:: Brief ::
The records below are to be repeated in full, exactly as they are.

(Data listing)
╭──

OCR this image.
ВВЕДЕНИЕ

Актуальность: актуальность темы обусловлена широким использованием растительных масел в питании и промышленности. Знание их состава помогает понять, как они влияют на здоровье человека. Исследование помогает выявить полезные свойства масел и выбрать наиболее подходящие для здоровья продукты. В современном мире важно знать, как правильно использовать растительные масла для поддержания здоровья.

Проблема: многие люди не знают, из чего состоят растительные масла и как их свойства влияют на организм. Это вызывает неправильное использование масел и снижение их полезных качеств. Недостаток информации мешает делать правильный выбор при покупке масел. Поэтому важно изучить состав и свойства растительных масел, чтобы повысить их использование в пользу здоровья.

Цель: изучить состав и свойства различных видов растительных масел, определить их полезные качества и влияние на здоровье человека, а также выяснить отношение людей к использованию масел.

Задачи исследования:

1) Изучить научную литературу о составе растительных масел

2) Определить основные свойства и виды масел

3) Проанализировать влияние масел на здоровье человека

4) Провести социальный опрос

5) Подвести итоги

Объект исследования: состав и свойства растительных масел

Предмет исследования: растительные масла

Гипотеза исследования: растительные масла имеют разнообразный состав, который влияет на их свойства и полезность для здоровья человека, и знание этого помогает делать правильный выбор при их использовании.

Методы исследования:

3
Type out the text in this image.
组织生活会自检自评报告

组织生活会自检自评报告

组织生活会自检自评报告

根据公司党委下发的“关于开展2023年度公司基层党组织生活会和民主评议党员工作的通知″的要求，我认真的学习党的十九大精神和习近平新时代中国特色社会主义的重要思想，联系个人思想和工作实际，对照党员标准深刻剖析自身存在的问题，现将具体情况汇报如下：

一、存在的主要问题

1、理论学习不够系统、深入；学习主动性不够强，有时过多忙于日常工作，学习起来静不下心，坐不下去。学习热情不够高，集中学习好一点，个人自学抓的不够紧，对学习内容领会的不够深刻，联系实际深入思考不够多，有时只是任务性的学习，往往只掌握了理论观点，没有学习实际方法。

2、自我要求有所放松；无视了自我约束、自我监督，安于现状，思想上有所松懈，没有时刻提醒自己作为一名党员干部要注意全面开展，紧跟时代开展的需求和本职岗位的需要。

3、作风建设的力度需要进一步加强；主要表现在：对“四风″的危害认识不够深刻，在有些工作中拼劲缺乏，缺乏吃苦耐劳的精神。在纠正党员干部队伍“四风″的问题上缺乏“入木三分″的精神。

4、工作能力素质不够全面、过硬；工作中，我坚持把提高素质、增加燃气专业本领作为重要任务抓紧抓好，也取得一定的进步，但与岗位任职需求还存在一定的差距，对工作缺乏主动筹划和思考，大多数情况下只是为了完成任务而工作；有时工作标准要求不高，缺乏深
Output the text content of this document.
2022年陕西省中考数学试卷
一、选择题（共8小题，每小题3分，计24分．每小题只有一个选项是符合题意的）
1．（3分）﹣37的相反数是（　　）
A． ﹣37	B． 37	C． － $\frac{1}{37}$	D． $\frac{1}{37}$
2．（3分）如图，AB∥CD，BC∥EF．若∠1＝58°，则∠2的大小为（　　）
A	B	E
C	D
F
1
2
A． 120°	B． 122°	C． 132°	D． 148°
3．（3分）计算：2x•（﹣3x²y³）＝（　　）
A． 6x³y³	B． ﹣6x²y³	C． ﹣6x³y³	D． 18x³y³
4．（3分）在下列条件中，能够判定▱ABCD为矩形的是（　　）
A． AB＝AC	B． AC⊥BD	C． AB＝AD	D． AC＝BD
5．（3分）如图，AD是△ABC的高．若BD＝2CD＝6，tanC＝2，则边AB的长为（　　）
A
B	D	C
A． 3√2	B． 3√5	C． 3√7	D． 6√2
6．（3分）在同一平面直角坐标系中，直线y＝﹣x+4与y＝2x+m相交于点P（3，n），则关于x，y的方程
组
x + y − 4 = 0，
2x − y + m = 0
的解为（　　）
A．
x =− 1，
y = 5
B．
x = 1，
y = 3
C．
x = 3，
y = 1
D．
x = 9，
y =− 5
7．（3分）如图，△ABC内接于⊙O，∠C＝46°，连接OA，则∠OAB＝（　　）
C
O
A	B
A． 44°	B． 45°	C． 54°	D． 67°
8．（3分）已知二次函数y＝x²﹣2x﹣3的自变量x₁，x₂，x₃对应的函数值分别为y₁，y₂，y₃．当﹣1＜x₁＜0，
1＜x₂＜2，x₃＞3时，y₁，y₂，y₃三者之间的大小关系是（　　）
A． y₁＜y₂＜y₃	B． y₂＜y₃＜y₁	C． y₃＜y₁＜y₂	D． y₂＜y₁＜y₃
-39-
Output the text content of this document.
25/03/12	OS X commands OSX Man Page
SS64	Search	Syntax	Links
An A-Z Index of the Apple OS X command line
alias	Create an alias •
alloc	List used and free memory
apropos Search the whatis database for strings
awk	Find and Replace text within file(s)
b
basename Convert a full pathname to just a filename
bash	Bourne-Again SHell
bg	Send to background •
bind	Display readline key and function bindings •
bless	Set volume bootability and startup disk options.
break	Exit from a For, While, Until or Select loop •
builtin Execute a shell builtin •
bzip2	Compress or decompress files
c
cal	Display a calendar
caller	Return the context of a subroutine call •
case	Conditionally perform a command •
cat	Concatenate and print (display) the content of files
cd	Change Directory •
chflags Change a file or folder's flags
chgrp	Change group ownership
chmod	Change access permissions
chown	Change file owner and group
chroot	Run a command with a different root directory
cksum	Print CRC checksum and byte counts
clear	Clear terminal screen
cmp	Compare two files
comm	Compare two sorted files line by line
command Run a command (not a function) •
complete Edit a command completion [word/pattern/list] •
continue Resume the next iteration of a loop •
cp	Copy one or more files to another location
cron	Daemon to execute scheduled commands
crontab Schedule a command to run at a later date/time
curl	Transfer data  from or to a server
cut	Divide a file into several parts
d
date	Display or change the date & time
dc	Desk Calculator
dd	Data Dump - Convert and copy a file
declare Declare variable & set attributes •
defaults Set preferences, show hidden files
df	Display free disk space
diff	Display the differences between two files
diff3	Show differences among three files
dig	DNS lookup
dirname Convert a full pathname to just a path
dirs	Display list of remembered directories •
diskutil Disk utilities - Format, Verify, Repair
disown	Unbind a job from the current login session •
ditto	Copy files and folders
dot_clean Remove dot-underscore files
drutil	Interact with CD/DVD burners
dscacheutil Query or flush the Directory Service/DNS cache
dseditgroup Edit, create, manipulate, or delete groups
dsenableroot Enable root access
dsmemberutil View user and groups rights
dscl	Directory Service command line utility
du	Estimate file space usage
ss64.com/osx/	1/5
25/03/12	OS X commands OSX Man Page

╰──

:: The output ::
OCR this image.
ВВЕДЕНИЕ

Актуальность: актуальность темы обусловлена широким использованием растительных масел в питании и промышленности. Знание их состава помогает понять, как они влияют на здоровье человека. Исследование помогает выявить полезные свойства масел и выбрать наиболее подходящие для здоровья продукты. В современном мире важно знать, как правильно использовать растительные масла для поддержания здоровья.

Проблема: многие люди не знают, из чего состоят растительные масла и как их свойства влияют на организм. Это вызывает неправильное использование масел и снижение их полезных качеств. Недостаток информации мешает делать правильный выбор при покупке масел. Поэтому важно изучить состав и свойства растительных масел, чтобы повысить их использование в пользу здоровья.

Цель: изучить состав и свойства различных видов растительных масел, определить их полезные качества и влияние на здоровье человека, а также выяснить отношение людей к использованию масел.

Задачи исследования:

1) Изучить научную литературу о составе растительных масел

2) Определить основные свойства и виды масел

3) Проанализировать влияние масел на здоровье человека

4) Провести социальный опрос

5) Подвести итоги

Объект исследования: состав и свойства растительных масел

Предмет исследования: растительные масла

Гипотеза исследования: растительные масла имеют разнообразный состав, который влияет на их свойства и полезность для здоровья человека, и знание этого помогает делать правильный выбор при их использовании.

Методы исследования:

3
Type out the text in this image.
组织生活会自检自评报告

组织生活会自检自评报告

组织生活会自检自评报告

根据公司党委下发的“关于开展2023年度公司基层党组织生活会和民主评议党员工作的通知″的要求，我认真的学习党的十九大精神和习近平新时代中国特色社会主义的重要思想，联系个人思想和工作实际，对照党员标准深刻剖析自身存在的问题，现将具体情况汇报如下：

一、存在的主要问题

1、理论学习不够系统、深入；学习主动性不够强，有时过多忙于日常工作，学习起来静不下心，坐不下去。学习热情不够高，集中学习好一点，个人自学抓的不够紧，对学习内容领会的不够深刻，联系实际深入思考不够多，有时只是任务性的学习，往往只掌握了理论观点，没有学习实际方法。

2、自我要求有所放松；无视了自我约束、自我监督，安于现状，思想上有所松懈，没有时刻提醒自己作为一名党员干部要注意全面开展，紧跟时代开展的需求和本职岗位的需要。

3、作风建设的力度需要进一步加强；主要表现在：对“四风″的危害认识不够深刻，在有些工作中拼劲缺乏，缺乏吃苦耐劳的精神。在纠正党员干部队伍“四风″的问题上缺乏“入木三分″的精神。

4、工作能力素质不够全面、过硬；工作中，我坚持把提高素质、增加燃气专业本领作为重要任务抓紧抓好，也取得一定的进步，但与岗位任职需求还存在一定的差距，对工作缺乏主动筹划和思考，大多数情况下只是为了完成任务而工作；有时工作标准要求不高，缺乏深
Output the text content of this document.
2022年陕西省中考数学试卷
一、选择题（共8小题，每小题3分，计24分．每小题只有一个选项是符合题意的）
1．（3分）﹣37的相反数是（　　）
A． ﹣37	B． 37	C． － $\frac{1}{37}$	D． $\frac{1}{37}$
2．（3分）如图，AB∥CD，BC∥EF．若∠1＝58°，则∠2的大小为（　　）
A	B	E
C	D
F
1
2
A． 120°	B． 122°	C． 132°	D． 148°
3．（3分）计算：2x•（﹣3x²y³）＝（　　）
A． 6x³y³	B． ﹣6x²y³	C． ﹣6x³y³	D． 18x³y³
4．（3分）在下列条件中，能够判定▱ABCD为矩形的是（　　）
A． AB＝AC	B． AC⊥BD	C． AB＝AD	D． AC＝BD
5．（3分）如图，AD是△ABC的高．若BD＝2CD＝6，tanC＝2，则边AB的长为（　　）
A
B	D	C
A． 3√2	B． 3√5	C． 3√7	D． 6√2
6．（3分）在同一平面直角坐标系中，直线y＝﹣x+4与y＝2x+m相交于点P（3，n），则关于x，y的方程
组
x + y − 4 = 0，
2x − y + m = 0
的解为（　　）
A．
x =− 1，
y = 5
B．
x = 1，
y = 3
C．
x = 3，
y = 1
D．
x = 9，
y =− 5
7．（3分）如图，△ABC内接于⊙O，∠C＝46°，连接OA，则∠OAB＝（　　）
C
O
A	B
A． 44°	B． 45°	C． 54°	D． 67°
8．（3分）已知二次函数y＝x²﹣2x﹣3的自变量x₁，x₂，x₃对应的函数值分别为y₁，y₂，y₃．当﹣1＜x₁＜0，
1＜x₂＜2，x₃＞3时，y₁，y₂，y₃三者之间的大小关系是（　　）
A． y₁＜y₂＜y₃	B． y₂＜y₃＜y₁	C． y₃＜y₁＜y₂	D． y₂＜y₁＜y₃
-39-
Output the text content of this document.
25/03/12	OS X commands OSX Man Page
SS64	Search	Syntax	Links
An A-Z Index of the Apple OS X command line
alias	Create an alias •
alloc	List used and free memory
apropos Search the whatis database for strings
awk	Find and Replace text within file(s)
b
basename Convert a full pathname to just a filename
bash	Bourne-Again SHell
bg	Send to background •
bind	Display readline key and function bindings •
bless	Set volume bootability and startup disk options.
break	Exit from a For, While, Until or Select loop •
builtin Execute a shell builtin •
bzip2	Compress or decompress files
c
cal	Display a calendar
caller	Return the context of a subroutine call •
case	Conditionally perform a command •
cat	Concatenate and print (display) the content of files
cd	Change Directory •
chflags Change a file or folder's flags
chgrp	Change group ownership
chmod	Change access permissions
chown	Change file owner and group
chroot	Run a command with a different root directory
cksum	Print CRC checksum and byte counts
clear	Clear terminal screen
cmp	Compare two files
comm	Compare two sorted files line by line
command Run a command (not a function) •
complete Edit a command completion [word/pattern/list] •
continue Resume the next iteration of a loop •
cp	Copy one or more files to another location
cron	Daemon to execute scheduled commands
crontab Schedule a command to run at a later date/time
curl	Transfer data  from or to a server
cut	Divide a file into several parts
d
date	Display or change the date & time
dc	Desk Calculator
dd	Data Dump - Convert and copy a file
declare Declare variable & set attributes •
defaults Set preferences, show hidden files
df	Display free disk space
diff	Display the differences between two files
diff3	Show differences among three files
dig	DNS lookup
dirname Convert a full pathname to just a path
dirs	Display list of remembered directories •
diskutil Disk utilities - Format, Verify, Repair
disown	Unbind a job from the current login session •
ditto	Copy files and folders
dot_clean Remove dot-underscore files
drutil	Interact with CD/DVD burners
dscacheutil Query or flush the Directory Service/DNS cache
dseditgroup Edit, create, manipulate, or delete groups
dsenableroot Enable root access
dsmemberutil View user and groups rights
dscl	Directory Service command line utility
du	Estimate file space usage
ss64.com/osx/	1/5
25/03/12	OS X commands OSX Man Page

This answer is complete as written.